(Data extracted from a collection)
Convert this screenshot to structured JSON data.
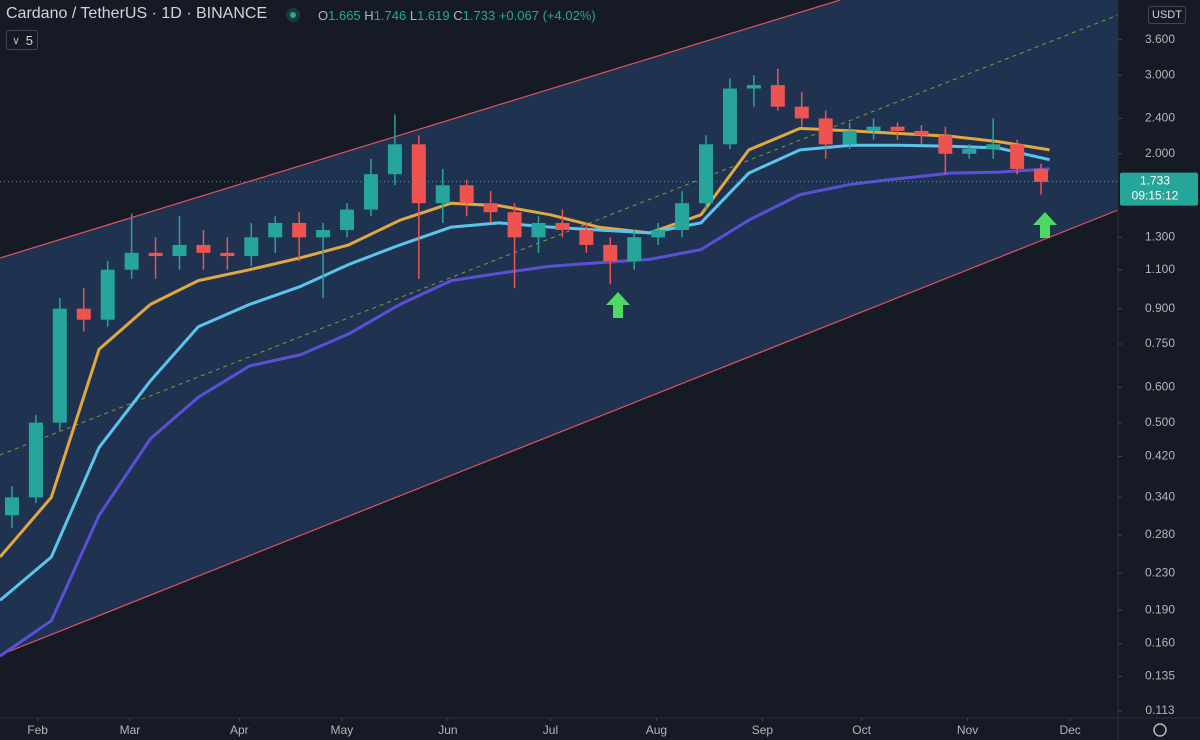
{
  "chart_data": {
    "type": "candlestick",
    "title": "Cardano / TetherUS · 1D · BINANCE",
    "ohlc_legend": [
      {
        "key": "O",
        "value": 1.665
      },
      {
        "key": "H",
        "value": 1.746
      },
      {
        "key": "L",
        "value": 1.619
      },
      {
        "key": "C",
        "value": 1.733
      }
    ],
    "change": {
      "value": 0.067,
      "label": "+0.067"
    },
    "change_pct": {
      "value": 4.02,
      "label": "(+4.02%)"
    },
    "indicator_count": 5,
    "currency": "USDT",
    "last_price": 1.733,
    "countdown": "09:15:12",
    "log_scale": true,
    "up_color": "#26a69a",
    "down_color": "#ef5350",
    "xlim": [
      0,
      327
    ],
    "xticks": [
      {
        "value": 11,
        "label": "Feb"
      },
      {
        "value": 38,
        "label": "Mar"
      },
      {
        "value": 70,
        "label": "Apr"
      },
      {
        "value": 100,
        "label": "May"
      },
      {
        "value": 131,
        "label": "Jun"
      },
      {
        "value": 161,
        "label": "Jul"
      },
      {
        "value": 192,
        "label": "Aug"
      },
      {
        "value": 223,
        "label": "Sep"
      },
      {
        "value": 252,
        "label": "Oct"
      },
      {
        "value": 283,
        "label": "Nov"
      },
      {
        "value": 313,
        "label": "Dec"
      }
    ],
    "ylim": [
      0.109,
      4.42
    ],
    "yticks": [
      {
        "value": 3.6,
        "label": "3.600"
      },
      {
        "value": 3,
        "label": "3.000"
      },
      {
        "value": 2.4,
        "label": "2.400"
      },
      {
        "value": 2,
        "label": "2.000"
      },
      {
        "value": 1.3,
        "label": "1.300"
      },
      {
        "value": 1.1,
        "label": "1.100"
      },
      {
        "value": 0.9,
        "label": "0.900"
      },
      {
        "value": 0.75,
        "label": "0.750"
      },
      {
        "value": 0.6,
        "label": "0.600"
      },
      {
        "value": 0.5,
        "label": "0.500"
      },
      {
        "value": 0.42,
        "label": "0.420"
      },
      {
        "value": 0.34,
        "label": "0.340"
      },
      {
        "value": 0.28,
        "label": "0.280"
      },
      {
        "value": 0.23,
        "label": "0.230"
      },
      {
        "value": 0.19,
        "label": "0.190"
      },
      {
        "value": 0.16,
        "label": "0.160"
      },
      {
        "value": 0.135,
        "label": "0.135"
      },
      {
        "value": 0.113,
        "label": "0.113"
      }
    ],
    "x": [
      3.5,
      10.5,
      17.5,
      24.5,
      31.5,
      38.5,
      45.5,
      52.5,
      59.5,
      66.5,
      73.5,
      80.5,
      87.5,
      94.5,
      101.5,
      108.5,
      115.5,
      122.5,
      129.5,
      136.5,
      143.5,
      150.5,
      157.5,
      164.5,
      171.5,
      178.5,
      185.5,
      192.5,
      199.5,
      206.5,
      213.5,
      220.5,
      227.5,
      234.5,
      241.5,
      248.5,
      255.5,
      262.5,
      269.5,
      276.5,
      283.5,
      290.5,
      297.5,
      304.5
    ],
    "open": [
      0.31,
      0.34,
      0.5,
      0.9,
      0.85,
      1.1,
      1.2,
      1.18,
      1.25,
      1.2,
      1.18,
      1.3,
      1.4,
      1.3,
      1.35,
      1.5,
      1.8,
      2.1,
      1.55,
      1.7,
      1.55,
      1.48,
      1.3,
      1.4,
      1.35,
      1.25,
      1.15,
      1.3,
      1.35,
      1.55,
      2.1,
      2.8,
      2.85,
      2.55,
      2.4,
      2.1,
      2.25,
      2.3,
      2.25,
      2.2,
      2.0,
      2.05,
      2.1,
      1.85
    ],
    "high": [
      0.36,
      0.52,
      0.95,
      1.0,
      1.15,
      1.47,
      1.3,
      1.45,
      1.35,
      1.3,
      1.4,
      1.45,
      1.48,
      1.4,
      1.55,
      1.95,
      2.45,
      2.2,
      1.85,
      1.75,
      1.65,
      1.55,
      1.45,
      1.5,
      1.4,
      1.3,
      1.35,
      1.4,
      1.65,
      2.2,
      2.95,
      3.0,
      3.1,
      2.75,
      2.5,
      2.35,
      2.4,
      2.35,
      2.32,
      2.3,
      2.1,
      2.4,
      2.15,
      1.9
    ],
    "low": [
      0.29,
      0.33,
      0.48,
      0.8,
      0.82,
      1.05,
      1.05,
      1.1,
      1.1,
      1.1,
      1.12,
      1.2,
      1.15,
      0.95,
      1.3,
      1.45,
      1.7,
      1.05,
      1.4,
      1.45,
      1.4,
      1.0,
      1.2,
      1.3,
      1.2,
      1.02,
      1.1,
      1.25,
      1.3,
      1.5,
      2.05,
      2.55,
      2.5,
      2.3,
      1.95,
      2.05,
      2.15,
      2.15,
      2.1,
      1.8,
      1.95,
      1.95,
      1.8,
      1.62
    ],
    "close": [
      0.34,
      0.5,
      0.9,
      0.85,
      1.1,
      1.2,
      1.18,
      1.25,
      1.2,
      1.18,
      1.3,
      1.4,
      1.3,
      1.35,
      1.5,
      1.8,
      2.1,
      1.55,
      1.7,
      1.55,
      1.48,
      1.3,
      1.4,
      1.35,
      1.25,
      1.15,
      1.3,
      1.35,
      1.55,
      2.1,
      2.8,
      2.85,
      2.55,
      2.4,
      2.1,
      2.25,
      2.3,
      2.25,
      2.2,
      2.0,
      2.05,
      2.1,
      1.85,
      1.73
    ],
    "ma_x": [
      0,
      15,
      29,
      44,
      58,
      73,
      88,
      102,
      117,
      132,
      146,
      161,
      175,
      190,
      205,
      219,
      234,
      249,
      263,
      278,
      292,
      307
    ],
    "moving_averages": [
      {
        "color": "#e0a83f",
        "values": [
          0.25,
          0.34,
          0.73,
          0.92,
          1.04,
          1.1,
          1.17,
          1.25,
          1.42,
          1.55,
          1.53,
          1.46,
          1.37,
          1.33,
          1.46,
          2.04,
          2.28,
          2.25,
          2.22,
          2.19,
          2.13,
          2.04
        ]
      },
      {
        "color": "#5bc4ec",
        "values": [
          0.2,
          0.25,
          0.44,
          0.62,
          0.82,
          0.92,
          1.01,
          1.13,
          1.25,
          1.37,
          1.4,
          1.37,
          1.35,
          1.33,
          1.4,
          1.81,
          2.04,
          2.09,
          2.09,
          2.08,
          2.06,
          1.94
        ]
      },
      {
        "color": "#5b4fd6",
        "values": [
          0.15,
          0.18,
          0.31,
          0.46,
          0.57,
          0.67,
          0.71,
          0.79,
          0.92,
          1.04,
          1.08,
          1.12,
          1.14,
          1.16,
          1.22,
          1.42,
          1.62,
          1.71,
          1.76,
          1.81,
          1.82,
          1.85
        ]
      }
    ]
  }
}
==
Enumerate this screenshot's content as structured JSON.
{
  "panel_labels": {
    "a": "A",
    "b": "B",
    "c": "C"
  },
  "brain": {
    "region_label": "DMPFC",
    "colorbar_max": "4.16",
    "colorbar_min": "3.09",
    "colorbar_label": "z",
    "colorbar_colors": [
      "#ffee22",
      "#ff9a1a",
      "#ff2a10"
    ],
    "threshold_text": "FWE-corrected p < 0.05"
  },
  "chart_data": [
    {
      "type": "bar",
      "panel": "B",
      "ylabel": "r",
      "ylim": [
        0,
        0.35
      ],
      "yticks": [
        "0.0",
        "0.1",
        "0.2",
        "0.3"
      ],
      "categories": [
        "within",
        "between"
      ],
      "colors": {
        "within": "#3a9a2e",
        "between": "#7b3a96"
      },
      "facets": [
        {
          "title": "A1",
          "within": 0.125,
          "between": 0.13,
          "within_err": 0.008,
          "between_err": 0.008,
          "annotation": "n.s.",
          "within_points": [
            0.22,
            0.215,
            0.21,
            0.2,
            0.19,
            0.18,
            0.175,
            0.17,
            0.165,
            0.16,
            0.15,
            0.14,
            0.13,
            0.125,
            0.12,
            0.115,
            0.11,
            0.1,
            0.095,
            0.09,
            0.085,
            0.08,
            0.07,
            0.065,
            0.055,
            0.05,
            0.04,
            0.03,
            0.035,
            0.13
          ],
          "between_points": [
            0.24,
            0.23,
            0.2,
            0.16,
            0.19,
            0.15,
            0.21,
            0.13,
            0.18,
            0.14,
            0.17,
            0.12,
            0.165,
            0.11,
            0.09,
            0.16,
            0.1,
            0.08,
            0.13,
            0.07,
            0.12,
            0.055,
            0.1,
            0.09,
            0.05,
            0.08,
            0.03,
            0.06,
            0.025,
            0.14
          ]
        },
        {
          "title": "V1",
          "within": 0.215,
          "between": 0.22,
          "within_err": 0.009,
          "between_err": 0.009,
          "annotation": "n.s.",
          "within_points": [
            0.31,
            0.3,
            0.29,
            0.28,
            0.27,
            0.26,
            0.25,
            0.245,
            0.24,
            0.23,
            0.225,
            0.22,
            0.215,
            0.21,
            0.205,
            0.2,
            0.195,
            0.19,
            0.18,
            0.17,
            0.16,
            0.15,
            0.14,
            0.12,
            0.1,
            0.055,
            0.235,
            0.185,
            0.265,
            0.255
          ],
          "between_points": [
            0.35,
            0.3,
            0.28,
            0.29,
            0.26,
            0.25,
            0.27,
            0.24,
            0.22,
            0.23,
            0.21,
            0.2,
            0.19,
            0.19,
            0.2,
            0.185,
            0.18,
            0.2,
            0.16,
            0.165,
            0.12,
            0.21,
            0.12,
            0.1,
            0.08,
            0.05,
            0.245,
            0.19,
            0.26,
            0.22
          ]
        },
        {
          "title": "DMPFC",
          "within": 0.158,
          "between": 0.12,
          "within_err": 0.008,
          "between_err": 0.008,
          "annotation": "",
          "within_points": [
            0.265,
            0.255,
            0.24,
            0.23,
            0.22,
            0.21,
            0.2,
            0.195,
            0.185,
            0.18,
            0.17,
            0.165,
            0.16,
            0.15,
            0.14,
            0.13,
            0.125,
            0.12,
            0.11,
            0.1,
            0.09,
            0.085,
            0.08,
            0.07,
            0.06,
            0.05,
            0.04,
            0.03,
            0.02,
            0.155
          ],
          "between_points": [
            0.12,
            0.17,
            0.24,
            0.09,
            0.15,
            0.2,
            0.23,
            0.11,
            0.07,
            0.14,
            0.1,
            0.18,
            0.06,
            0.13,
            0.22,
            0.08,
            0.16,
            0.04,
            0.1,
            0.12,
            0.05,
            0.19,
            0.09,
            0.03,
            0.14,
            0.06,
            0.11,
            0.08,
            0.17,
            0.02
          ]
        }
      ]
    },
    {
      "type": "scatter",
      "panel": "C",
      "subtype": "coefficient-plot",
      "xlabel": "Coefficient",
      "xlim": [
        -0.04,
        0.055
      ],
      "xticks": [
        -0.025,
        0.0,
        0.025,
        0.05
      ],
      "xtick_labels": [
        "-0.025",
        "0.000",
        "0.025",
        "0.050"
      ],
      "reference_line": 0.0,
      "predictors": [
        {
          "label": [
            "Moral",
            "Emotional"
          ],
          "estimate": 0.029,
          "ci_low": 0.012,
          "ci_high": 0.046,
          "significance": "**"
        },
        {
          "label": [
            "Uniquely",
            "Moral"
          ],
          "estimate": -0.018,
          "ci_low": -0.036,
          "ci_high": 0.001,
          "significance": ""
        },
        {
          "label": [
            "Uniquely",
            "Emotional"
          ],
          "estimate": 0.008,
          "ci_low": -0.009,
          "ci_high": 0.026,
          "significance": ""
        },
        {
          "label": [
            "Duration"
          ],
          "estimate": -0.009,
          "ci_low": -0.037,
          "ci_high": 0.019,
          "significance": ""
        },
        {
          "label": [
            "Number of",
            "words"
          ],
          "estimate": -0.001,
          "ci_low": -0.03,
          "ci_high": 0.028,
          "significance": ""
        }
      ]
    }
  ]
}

◆ **Stated goal**
Which lines contain the word "this"? Copy each one.

◆ **Answer to the task**
Convert this screenshot to structured JSON data.
Enumerate this screenshot's content as structured JSON.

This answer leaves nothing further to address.